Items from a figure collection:
——————————
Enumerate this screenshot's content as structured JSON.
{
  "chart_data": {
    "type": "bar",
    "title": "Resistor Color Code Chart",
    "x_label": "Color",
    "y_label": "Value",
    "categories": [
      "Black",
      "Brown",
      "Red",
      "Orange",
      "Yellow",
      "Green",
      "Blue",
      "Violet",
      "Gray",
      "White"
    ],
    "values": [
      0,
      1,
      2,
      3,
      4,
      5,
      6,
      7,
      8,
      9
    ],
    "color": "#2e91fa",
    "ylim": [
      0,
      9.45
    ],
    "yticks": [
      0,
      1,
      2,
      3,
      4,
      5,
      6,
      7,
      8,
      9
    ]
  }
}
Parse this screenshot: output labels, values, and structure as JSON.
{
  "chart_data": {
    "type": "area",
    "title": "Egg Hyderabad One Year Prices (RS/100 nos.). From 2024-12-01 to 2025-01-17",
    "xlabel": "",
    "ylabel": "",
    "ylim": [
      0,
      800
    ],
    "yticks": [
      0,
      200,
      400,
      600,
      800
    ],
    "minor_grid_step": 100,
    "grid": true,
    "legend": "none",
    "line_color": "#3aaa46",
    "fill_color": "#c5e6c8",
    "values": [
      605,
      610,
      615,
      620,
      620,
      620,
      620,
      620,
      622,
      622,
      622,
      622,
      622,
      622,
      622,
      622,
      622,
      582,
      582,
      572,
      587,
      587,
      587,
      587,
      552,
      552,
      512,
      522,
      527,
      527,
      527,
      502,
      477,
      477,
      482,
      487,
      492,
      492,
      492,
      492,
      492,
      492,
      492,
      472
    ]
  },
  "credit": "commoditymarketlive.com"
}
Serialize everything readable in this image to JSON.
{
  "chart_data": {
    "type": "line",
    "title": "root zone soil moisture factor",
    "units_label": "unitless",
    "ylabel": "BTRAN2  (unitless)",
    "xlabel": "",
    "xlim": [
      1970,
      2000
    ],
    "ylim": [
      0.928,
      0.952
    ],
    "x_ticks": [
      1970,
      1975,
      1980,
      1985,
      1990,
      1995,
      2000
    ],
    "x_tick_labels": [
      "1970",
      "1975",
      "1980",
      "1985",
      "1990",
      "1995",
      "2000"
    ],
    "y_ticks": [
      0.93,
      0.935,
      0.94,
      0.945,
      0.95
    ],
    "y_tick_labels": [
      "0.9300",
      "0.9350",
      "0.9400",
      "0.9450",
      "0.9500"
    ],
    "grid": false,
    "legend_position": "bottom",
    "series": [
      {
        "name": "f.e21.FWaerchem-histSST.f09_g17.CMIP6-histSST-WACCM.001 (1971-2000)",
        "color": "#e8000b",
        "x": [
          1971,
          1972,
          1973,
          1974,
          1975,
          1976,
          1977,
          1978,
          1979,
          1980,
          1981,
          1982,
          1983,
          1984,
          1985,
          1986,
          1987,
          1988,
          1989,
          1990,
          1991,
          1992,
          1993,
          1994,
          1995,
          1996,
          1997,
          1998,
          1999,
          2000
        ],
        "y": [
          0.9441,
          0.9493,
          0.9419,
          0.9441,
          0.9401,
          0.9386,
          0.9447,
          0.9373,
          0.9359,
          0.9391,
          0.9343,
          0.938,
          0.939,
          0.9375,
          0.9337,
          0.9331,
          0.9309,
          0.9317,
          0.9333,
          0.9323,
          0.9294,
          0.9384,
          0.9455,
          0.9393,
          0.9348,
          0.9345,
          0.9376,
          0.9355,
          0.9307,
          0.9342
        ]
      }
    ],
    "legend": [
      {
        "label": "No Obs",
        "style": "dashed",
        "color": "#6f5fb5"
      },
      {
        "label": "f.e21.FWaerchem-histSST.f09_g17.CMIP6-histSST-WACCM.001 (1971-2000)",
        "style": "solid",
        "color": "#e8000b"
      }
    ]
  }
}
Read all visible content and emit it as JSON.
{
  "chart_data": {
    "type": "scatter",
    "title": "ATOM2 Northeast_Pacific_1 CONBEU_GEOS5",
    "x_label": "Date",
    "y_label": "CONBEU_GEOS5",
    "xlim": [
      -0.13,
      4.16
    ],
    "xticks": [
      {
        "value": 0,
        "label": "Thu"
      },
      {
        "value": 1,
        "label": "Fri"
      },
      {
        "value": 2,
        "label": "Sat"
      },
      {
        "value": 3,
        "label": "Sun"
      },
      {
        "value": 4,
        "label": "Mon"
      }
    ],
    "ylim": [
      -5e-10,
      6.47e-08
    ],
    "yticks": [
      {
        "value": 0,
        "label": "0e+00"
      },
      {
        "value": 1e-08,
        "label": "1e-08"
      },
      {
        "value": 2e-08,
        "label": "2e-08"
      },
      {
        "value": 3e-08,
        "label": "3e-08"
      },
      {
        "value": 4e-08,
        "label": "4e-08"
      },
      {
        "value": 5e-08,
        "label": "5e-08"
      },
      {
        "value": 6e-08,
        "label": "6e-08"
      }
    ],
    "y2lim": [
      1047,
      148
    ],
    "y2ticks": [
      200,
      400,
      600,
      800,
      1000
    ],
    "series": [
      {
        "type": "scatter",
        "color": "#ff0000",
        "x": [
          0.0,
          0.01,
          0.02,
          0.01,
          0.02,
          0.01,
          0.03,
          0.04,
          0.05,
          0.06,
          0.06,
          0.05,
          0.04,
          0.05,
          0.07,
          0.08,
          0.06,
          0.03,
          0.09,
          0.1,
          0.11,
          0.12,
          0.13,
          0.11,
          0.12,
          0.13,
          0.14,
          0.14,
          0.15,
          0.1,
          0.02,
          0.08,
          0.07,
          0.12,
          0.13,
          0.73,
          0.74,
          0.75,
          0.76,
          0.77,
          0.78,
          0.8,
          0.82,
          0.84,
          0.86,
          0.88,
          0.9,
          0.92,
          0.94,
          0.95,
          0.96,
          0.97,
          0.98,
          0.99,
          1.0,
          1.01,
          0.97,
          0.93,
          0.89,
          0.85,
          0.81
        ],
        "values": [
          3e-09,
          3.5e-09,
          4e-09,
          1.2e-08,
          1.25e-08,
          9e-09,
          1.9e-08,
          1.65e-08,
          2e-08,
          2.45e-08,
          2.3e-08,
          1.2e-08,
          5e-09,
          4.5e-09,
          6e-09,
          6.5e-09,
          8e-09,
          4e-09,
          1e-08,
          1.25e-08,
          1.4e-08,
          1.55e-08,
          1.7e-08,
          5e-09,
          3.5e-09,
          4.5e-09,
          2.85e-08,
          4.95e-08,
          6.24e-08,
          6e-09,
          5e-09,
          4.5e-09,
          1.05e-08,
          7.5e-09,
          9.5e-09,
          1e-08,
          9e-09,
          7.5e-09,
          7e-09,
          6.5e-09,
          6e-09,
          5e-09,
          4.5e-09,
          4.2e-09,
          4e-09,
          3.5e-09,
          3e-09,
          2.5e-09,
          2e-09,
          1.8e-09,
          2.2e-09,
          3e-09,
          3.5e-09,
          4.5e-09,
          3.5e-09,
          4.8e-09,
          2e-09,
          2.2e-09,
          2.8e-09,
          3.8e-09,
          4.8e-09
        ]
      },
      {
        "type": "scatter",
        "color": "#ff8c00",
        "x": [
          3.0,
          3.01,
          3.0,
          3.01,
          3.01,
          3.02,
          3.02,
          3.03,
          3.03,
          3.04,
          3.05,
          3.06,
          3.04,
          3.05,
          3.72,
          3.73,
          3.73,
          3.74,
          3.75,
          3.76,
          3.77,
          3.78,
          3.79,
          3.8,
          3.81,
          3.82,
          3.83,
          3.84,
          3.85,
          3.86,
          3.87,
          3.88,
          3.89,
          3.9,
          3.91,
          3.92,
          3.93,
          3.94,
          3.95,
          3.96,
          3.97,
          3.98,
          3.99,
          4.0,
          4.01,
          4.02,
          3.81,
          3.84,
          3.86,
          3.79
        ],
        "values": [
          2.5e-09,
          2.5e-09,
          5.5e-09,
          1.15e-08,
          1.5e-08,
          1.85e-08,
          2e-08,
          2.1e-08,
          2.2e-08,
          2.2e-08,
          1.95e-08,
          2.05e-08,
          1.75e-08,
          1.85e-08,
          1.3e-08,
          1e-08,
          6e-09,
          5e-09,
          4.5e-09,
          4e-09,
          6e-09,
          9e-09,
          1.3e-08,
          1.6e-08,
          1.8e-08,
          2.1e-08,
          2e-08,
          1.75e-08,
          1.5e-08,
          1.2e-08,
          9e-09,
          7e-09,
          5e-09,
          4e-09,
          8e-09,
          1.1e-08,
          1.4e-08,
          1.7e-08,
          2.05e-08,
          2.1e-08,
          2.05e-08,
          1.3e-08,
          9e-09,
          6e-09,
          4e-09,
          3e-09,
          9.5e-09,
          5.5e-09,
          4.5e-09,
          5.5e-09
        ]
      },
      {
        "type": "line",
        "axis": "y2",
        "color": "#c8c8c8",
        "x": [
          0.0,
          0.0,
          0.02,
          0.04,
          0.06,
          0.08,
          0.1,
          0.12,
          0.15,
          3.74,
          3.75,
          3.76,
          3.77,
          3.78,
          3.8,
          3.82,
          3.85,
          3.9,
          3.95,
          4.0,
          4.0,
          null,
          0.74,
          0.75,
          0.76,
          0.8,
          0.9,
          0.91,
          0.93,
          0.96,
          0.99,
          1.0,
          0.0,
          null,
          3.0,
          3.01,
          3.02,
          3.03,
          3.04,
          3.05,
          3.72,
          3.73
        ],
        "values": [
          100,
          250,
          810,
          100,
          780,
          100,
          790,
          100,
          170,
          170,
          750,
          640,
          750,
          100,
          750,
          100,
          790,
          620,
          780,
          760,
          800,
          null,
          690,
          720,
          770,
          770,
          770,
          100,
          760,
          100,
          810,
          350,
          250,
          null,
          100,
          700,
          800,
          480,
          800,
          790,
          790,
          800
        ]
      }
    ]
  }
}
——————————
The problem: Which lines hold the string "JSON"? Copy all of them from the data above.

Result of the task:
Enumerate this screenshot's content as structured JSON.
Parse this screenshot: output labels, values, and structure as JSON.
Serialize everything readable in this image to JSON.
Read all visible content and emit it as JSON.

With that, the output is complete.